## START
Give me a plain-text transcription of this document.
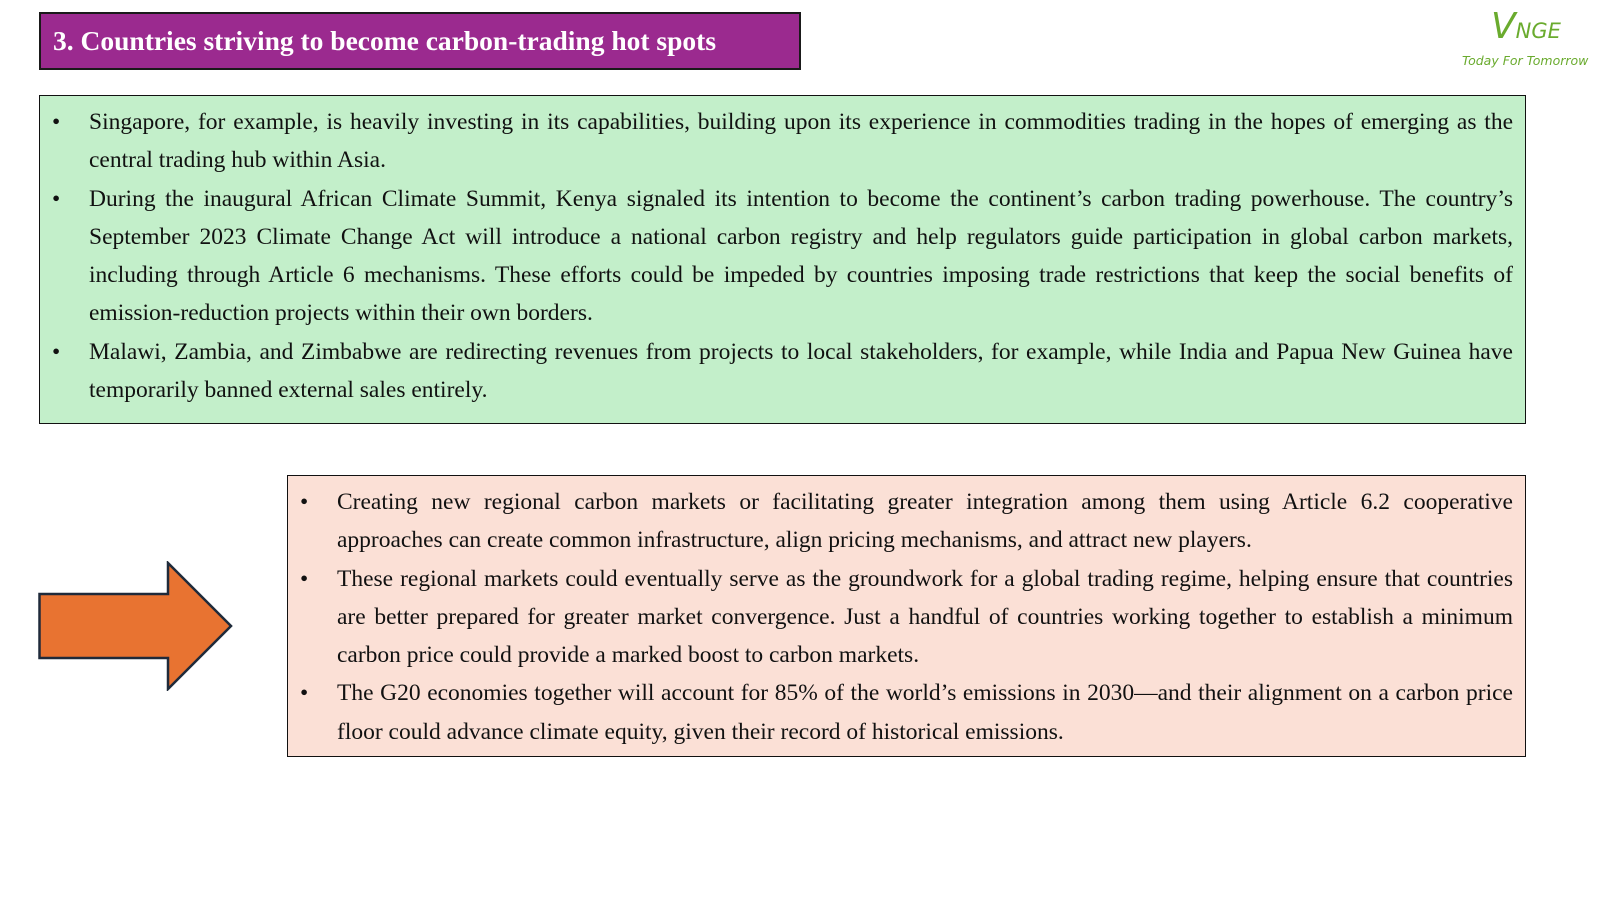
3. Countries striving to become carbon-trading hot spots	VNGE
Today For Tomorrow
• Singapore, for example, is heavily investing in its capabilities, building upon its experience in commodities trading in the hopes of emerging as the central trading hub within Asia.
• During the inaugural African Climate Summit, Kenya signaled its intention to become the continent’s carbon trading powerhouse. The country’s September 2023 Climate Change Act will introduce a national carbon registry and help regulators guide participation in global carbon markets, including through Article 6 mechanisms. These efforts could be impeded by countries imposing trade restrictions that keep the social benefits of emission-reduction projects within their own borders.
• Malawi, Zambia, and Zimbabwe are redirecting revenues from projects to local stakeholders, for example, while India and Papua New Guinea have temporarily banned external sales entirely.
• Creating new regional carbon markets or facilitating greater integration among them using Article 6.2 cooperative approaches can create common infrastructure, align pricing mechanisms, and attract new players.
• These regional markets could eventually serve as the groundwork for a global trading regime, helping ensure that countries are better prepared for greater market convergence. Just a handful of countries working together to establish a minimum carbon price could provide a marked boost to carbon markets.
• The G20 economies together will account for 85% of the world’s emissions in 2030—and their alignment on a carbon price floor could advance climate equity, given their record of historical emissions.
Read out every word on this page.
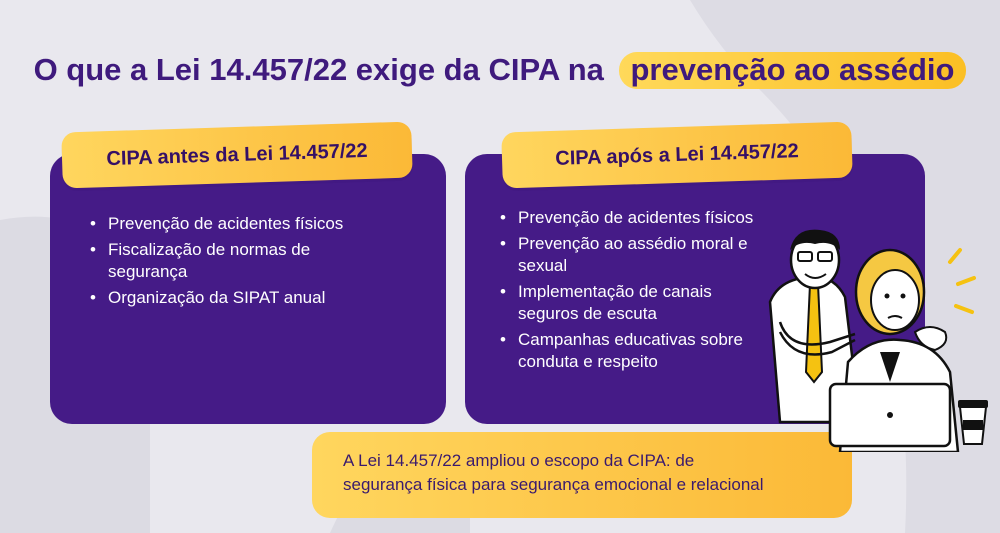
O que a Lei 14.457/22 exige da CIPA na prevenção ao assédio
CIPA antes da Lei 14.457/22	CIPA após a Lei 14.457/22
• Prevenção de acidentes físicos
• Fiscalização de normas de segurança
• Organização da SIPAT anual
• Prevenção de acidentes físicos
• Prevenção ao assédio moral e sexual
• Implementação de canais seguros de escuta
• Campanhas educativas sobre conduta e respeito
A Lei 14.457/22 ampliou o escopo da CIPA: de
segurança física para segurança emocional e relacional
## END
_TASK REQUIREMENTS_: Go through the material above and count the lines that include "price". Give the number alone.

_ANSWER_: 2